**WHAT YOU HAVE TO DO**. Every entry must be echoed exactly.

+++ DATA IN THIS EXERCISE +++

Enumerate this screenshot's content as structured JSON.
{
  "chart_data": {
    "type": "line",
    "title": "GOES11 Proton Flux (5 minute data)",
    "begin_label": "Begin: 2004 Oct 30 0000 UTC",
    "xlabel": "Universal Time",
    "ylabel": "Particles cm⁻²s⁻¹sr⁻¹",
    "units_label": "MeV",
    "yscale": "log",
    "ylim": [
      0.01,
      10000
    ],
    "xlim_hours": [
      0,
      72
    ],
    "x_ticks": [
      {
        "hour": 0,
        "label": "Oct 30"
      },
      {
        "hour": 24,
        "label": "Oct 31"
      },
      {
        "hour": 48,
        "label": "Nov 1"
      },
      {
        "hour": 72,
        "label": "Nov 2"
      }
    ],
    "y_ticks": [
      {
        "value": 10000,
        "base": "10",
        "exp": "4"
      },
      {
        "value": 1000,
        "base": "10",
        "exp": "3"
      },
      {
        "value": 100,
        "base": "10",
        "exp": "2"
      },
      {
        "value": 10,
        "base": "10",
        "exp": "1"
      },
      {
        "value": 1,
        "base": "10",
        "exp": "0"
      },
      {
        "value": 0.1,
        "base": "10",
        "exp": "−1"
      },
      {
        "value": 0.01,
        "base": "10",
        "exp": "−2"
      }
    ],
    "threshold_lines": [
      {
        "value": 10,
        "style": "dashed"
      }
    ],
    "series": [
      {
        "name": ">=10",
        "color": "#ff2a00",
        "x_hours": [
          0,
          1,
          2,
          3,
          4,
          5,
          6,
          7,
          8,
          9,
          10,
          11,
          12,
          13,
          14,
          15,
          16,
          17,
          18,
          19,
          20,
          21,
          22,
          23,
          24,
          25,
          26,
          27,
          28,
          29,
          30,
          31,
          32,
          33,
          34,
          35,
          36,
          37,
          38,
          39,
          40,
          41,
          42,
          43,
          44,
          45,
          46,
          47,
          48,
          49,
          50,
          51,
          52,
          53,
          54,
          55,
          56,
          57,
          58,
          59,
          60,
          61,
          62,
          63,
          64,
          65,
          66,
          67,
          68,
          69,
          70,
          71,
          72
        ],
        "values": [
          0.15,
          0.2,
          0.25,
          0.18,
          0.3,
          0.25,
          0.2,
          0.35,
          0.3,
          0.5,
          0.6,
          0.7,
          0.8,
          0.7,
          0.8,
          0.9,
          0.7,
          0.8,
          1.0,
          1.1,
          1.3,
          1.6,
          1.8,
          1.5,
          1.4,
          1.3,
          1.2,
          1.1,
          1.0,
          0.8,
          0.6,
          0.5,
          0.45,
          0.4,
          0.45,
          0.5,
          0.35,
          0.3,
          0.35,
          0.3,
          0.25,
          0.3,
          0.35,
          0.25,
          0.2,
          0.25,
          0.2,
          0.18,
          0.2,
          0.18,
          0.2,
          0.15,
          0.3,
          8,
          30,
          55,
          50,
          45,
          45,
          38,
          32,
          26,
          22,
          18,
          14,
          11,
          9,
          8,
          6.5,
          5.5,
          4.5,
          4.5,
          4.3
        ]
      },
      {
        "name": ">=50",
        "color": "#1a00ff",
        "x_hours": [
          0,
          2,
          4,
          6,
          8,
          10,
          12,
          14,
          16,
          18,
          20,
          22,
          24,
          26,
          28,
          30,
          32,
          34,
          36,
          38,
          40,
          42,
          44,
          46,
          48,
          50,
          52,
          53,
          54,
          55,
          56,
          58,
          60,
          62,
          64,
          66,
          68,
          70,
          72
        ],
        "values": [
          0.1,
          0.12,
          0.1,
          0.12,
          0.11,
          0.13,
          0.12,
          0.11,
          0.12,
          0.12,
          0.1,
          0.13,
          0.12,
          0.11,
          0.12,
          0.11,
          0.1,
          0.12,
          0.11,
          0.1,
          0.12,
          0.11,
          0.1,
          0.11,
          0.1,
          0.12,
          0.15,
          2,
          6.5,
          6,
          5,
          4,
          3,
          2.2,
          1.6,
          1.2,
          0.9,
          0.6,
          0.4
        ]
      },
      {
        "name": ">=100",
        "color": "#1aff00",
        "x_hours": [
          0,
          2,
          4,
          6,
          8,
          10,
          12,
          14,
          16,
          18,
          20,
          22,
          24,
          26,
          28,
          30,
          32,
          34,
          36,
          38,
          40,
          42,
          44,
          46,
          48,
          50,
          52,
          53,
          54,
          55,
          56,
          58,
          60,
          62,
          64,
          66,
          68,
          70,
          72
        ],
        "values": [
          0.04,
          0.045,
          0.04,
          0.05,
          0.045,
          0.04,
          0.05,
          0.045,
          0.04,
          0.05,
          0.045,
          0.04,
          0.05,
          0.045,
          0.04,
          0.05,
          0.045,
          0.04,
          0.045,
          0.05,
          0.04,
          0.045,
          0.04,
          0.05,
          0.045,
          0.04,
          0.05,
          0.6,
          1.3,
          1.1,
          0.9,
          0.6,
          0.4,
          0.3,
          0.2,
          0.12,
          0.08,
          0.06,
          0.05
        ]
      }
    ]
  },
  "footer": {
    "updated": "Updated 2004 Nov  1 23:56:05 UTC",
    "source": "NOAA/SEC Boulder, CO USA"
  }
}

+++

**FINISHED EXERCISE**.
Enumerate this screenshot's content as structured JSON.
{
  "chart_data": {
    "type": "line",
    "title": "GOES11 Proton Flux (5 minute data)",
    "begin_label": "Begin: 2004 Oct 30 0000 UTC",
    "xlabel": "Universal Time",
    "ylabel": "Particles cm⁻²s⁻¹sr⁻¹",
    "units_label": "MeV",
    "yscale": "log",
    "ylim": [
      0.01,
      10000
    ],
    "xlim_hours": [
      0,
      72
    ],
    "x_ticks": [
      {
        "hour": 0,
        "label": "Oct 30"
      },
      {
        "hour": 24,
        "label": "Oct 31"
      },
      {
        "hour": 48,
        "label": "Nov 1"
      },
      {
        "hour": 72,
        "label": "Nov 2"
      }
    ],
    "y_ticks": [
      {
        "value": 10000,
        "base": "10",
        "exp": "4"
      },
      {
        "value": 1000,
        "base": "10",
        "exp": "3"
      },
      {
        "value": 100,
        "base": "10",
        "exp": "2"
      },
      {
        "value": 10,
        "base": "10",
        "exp": "1"
      },
      {
        "value": 1,
        "base": "10",
        "exp": "0"
      },
      {
        "value": 0.1,
        "base": "10",
        "exp": "−1"
      },
      {
        "value": 0.01,
        "base": "10",
        "exp": "−2"
      }
    ],
    "threshold_lines": [
      {
        "value": 10,
        "style": "dashed"
      }
    ],
    "series": [
      {
        "name": ">=10",
        "color": "#ff2a00",
        "x_hours": [
          0,
          1,
          2,
          3,
          4,
          5,
          6,
          7,
          8,
          9,
          10,
          11,
          12,
          13,
          14,
          15,
          16,
          17,
          18,
          19,
          20,
          21,
          22,
          23,
          24,
          25,
          26,
          27,
          28,
          29,
          30,
          31,
          32,
          33,
          34,
          35,
          36,
          37,
          38,
          39,
          40,
          41,
          42,
          43,
          44,
          45,
          46,
          47,
          48,
          49,
          50,
          51,
          52,
          53,
          54,
          55,
          56,
          57,
          58,
          59,
          60,
          61,
          62,
          63,
          64,
          65,
          66,
          67,
          68,
          69,
          70,
          71,
          72
        ],
        "values": [
          0.15,
          0.2,
          0.25,
          0.18,
          0.3,
          0.25,
          0.2,
          0.35,
          0.3,
          0.5,
          0.6,
          0.7,
          0.8,
          0.7,
          0.8,
          0.9,
          0.7,
          0.8,
          1.0,
          1.1,
          1.3,
          1.6,
          1.8,
          1.5,
          1.4,
          1.3,
          1.2,
          1.1,
          1.0,
          0.8,
          0.6,
          0.5,
          0.45,
          0.4,
          0.45,
          0.5,
          0.35,
          0.3,
          0.35,
          0.3,
          0.25,
          0.3,
          0.35,
          0.25,
          0.2,
          0.25,
          0.2,
          0.18,
          0.2,
          0.18,
          0.2,
          0.15,
          0.3,
          8,
          30,
          55,
          50,
          45,
          45,
          38,
          32,
          26,
          22,
          18,
          14,
          11,
          9,
          8,
          6.5,
          5.5,
          4.5,
          4.5,
          4.3
        ]
      },
      {
        "name": ">=50",
        "color": "#1a00ff",
        "x_hours": [
          0,
          2,
          4,
          6,
          8,
          10,
          12,
          14,
          16,
          18,
          20,
          22,
          24,
          26,
          28,
          30,
          32,
          34,
          36,
          38,
          40,
          42,
          44,
          46,
          48,
          50,
          52,
          53,
          54,
          55,
          56,
          58,
          60,
          62,
          64,
          66,
          68,
          70,
          72
        ],
        "values": [
          0.1,
          0.12,
          0.1,
          0.12,
          0.11,
          0.13,
          0.12,
          0.11,
          0.12,
          0.12,
          0.1,
          0.13,
          0.12,
          0.11,
          0.12,
          0.11,
          0.1,
          0.12,
          0.11,
          0.1,
          0.12,
          0.11,
          0.1,
          0.11,
          0.1,
          0.12,
          0.15,
          2,
          6.5,
          6,
          5,
          4,
          3,
          2.2,
          1.6,
          1.2,
          0.9,
          0.6,
          0.4
        ]
      },
      {
        "name": ">=100",
        "color": "#1aff00",
        "x_hours": [
          0,
          2,
          4,
          6,
          8,
          10,
          12,
          14,
          16,
          18,
          20,
          22,
          24,
          26,
          28,
          30,
          32,
          34,
          36,
          38,
          40,
          42,
          44,
          46,
          48,
          50,
          52,
          53,
          54,
          55,
          56,
          58,
          60,
          62,
          64,
          66,
          68,
          70,
          72
        ],
        "values": [
          0.04,
          0.045,
          0.04,
          0.05,
          0.045,
          0.04,
          0.05,
          0.045,
          0.04,
          0.05,
          0.045,
          0.04,
          0.05,
          0.045,
          0.04,
          0.05,
          0.045,
          0.04,
          0.045,
          0.05,
          0.04,
          0.045,
          0.04,
          0.05,
          0.045,
          0.04,
          0.05,
          0.6,
          1.3,
          1.1,
          0.9,
          0.6,
          0.4,
          0.3,
          0.2,
          0.12,
          0.08,
          0.06,
          0.05
        ]
      }
    ]
  },
  "footer": {
    "updated": "Updated 2004 Nov  1 23:56:05 UTC",
    "source": "NOAA/SEC Boulder, CO USA"
  }
}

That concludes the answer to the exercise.